> [What you need to do]: Wherever a line in the data below holds "delete", copy that line.

> [Provided records]:
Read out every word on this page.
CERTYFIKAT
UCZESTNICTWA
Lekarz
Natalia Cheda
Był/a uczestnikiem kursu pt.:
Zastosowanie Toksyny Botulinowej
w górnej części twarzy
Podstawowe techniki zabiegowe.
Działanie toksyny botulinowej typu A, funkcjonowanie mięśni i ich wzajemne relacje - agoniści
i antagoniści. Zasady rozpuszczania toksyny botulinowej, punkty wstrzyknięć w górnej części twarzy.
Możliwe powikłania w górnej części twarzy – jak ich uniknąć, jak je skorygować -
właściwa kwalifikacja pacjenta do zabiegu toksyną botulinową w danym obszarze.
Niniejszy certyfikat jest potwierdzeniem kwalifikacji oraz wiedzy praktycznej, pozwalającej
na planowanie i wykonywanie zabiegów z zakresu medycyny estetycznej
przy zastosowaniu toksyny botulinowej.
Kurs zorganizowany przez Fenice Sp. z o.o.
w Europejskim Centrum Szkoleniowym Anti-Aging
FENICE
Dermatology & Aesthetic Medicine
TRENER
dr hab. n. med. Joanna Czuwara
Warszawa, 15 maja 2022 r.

...

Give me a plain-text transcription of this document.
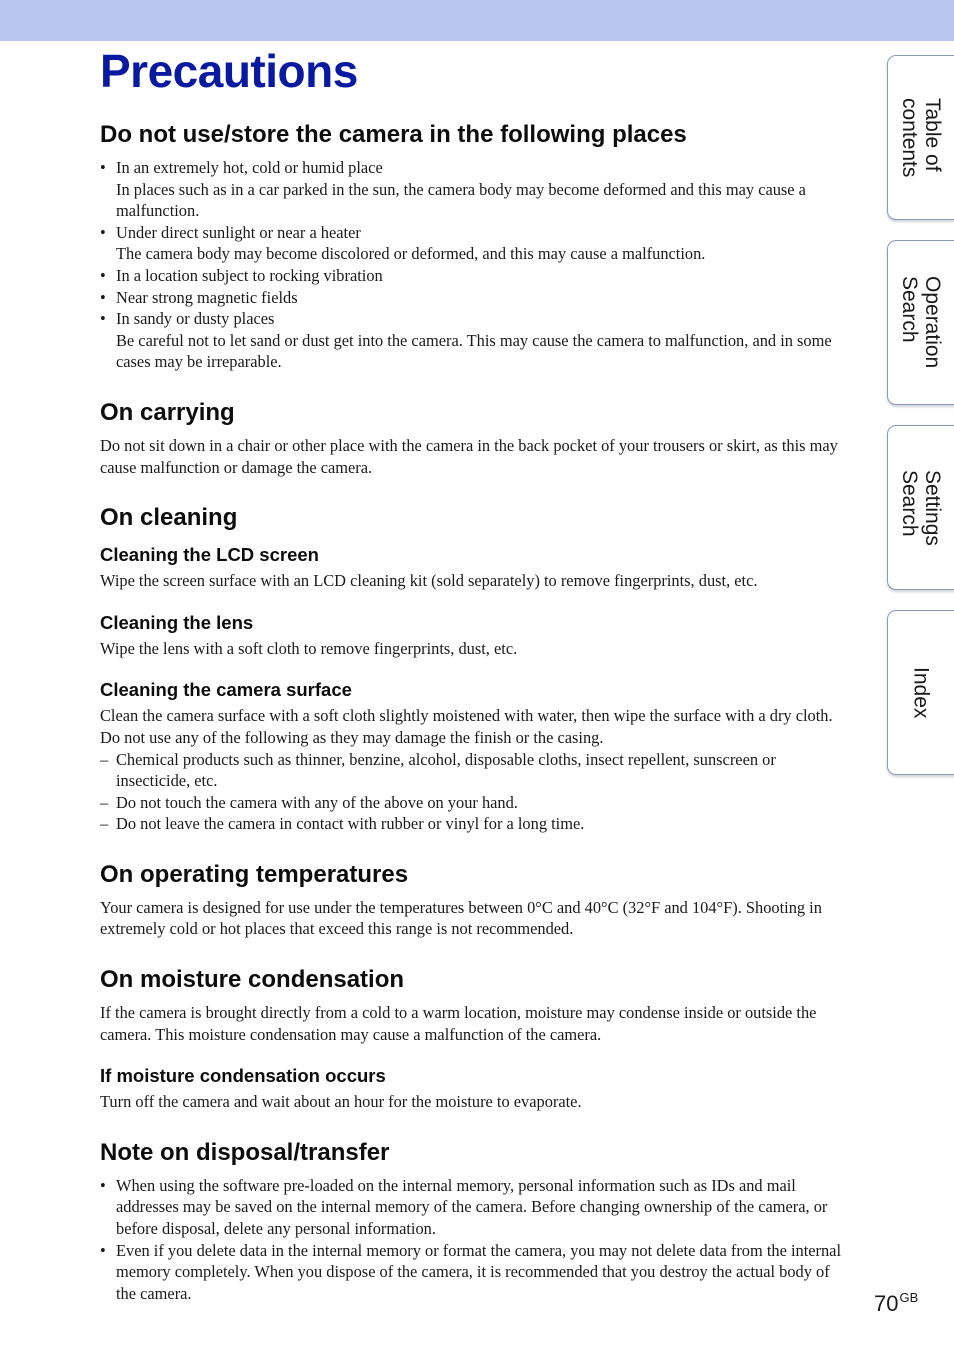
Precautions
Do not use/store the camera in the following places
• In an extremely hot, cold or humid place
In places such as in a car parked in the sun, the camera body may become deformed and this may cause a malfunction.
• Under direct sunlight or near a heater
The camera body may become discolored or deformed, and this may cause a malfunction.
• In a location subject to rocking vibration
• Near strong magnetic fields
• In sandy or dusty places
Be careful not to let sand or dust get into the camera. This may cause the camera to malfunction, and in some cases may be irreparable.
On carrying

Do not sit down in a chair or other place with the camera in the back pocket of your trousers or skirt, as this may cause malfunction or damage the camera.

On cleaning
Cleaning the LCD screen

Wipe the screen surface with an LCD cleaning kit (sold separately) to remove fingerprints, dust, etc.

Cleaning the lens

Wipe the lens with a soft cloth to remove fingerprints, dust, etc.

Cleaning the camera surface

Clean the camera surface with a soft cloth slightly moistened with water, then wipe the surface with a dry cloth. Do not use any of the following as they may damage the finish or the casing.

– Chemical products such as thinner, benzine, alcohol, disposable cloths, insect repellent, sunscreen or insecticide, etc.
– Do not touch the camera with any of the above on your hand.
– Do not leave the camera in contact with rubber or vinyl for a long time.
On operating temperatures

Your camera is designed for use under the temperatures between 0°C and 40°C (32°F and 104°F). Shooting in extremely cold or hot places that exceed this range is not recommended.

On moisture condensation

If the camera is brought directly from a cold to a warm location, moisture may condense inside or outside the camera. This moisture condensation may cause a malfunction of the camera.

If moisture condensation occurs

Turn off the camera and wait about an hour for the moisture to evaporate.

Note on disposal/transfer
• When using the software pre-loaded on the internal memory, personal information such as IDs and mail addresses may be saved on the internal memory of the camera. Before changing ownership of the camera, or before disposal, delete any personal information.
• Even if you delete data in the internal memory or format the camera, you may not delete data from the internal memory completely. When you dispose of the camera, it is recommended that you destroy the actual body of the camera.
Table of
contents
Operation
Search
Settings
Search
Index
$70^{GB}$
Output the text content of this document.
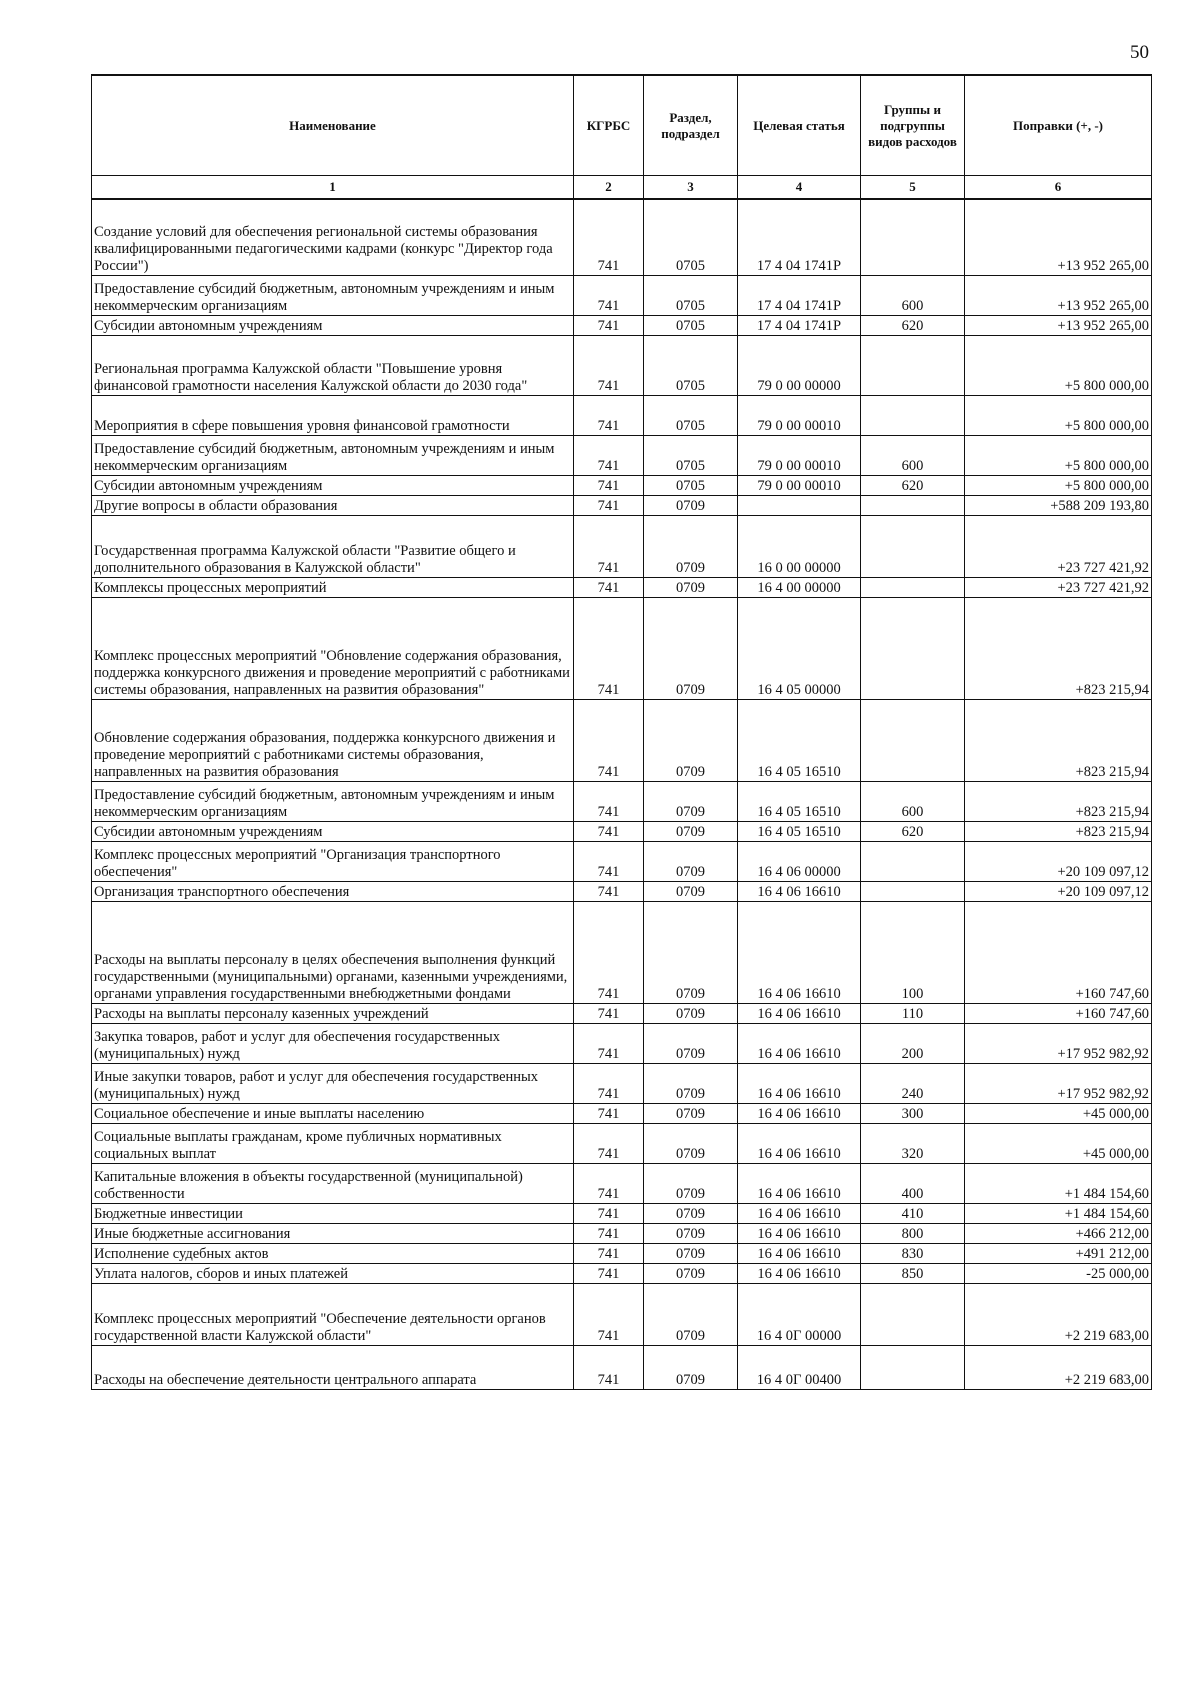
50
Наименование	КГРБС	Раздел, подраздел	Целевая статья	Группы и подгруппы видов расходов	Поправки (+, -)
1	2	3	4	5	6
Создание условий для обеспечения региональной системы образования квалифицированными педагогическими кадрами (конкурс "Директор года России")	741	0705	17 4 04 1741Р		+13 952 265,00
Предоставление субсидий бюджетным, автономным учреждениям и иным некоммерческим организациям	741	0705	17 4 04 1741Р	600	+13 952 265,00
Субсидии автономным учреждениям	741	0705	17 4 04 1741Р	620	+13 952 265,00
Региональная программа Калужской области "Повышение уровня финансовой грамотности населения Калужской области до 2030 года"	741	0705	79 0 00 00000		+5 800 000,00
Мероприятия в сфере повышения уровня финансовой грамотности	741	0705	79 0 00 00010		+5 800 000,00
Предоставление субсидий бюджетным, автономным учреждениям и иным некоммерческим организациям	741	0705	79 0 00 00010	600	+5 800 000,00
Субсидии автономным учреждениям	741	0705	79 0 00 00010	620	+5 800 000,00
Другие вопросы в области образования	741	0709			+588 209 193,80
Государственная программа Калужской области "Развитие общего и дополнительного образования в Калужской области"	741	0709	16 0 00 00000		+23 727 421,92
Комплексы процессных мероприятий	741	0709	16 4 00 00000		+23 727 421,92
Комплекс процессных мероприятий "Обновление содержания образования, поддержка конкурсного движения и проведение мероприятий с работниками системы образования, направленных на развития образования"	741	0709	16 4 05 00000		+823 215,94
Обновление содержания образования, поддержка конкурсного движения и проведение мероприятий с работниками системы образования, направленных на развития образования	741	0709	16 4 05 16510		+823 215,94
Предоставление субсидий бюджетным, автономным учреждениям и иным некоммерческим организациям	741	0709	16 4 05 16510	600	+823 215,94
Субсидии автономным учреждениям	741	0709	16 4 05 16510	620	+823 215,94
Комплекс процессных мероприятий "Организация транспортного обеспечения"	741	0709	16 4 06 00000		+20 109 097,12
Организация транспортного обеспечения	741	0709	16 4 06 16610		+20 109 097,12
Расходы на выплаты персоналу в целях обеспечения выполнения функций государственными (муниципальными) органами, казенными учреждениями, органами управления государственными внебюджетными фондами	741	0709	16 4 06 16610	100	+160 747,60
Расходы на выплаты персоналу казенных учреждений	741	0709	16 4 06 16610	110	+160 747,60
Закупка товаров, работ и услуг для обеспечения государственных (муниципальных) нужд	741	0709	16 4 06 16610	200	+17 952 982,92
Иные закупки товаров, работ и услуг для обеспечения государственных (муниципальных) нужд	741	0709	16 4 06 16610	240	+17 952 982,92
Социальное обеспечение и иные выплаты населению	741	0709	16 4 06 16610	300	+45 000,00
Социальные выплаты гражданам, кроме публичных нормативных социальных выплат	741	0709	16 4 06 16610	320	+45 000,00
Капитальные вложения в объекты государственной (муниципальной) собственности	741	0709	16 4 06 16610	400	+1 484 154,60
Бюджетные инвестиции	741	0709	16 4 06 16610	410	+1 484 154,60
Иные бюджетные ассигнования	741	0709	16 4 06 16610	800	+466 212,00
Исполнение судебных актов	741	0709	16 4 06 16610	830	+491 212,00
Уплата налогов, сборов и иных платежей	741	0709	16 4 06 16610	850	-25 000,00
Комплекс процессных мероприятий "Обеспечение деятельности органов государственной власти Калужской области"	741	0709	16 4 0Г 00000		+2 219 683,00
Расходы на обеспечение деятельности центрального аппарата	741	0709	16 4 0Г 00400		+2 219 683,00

* * *

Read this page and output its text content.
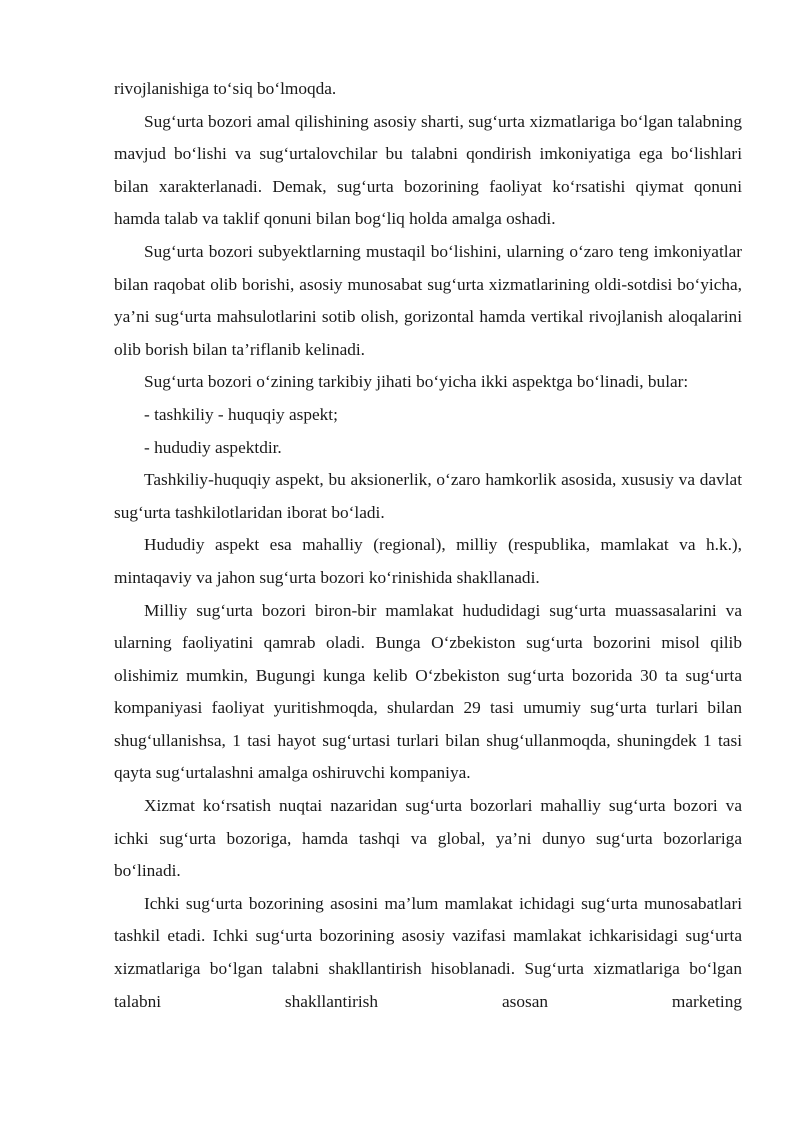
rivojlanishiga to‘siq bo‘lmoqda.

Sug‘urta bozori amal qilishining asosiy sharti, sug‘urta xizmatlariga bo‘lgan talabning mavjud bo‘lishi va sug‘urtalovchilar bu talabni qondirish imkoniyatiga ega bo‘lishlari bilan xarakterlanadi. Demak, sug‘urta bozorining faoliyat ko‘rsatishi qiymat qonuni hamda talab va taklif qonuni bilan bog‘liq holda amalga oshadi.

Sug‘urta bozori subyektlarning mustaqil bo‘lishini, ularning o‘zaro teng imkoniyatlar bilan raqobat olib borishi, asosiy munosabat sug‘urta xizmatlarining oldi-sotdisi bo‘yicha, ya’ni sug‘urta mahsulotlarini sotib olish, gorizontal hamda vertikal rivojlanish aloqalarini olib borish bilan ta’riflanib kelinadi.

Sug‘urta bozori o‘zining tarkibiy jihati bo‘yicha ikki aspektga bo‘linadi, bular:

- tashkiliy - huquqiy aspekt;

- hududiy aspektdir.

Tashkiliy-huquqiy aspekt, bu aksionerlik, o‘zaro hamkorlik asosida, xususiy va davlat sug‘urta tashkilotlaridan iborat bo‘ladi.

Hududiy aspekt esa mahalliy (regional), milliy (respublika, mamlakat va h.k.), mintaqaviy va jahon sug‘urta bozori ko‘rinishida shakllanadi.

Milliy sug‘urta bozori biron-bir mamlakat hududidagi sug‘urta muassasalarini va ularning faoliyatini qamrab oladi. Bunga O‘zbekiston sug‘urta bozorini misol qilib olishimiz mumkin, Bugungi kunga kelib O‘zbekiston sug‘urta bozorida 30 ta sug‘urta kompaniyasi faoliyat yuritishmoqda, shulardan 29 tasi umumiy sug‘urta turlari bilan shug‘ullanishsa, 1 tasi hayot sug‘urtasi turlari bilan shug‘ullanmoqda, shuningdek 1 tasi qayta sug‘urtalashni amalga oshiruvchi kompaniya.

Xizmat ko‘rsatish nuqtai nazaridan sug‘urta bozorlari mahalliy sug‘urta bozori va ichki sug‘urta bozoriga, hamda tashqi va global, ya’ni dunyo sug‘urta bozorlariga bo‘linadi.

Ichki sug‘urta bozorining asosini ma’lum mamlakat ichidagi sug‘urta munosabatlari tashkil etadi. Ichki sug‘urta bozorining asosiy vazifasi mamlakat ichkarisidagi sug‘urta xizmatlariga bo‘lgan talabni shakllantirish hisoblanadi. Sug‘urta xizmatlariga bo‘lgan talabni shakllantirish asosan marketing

> [The response]:
• When using the software pre-loaded on the internal memory, personal information such as IDs and mail addresses may be saved on the internal memory of the camera. Before changing ownership of the camera, or before disposal, delete any personal information.
• Even if you delete data in the internal memory or format the camera, you may not delete data from the internal memory completely. When you dispose of the camera, it is recommended that you destroy the actual body of the camera.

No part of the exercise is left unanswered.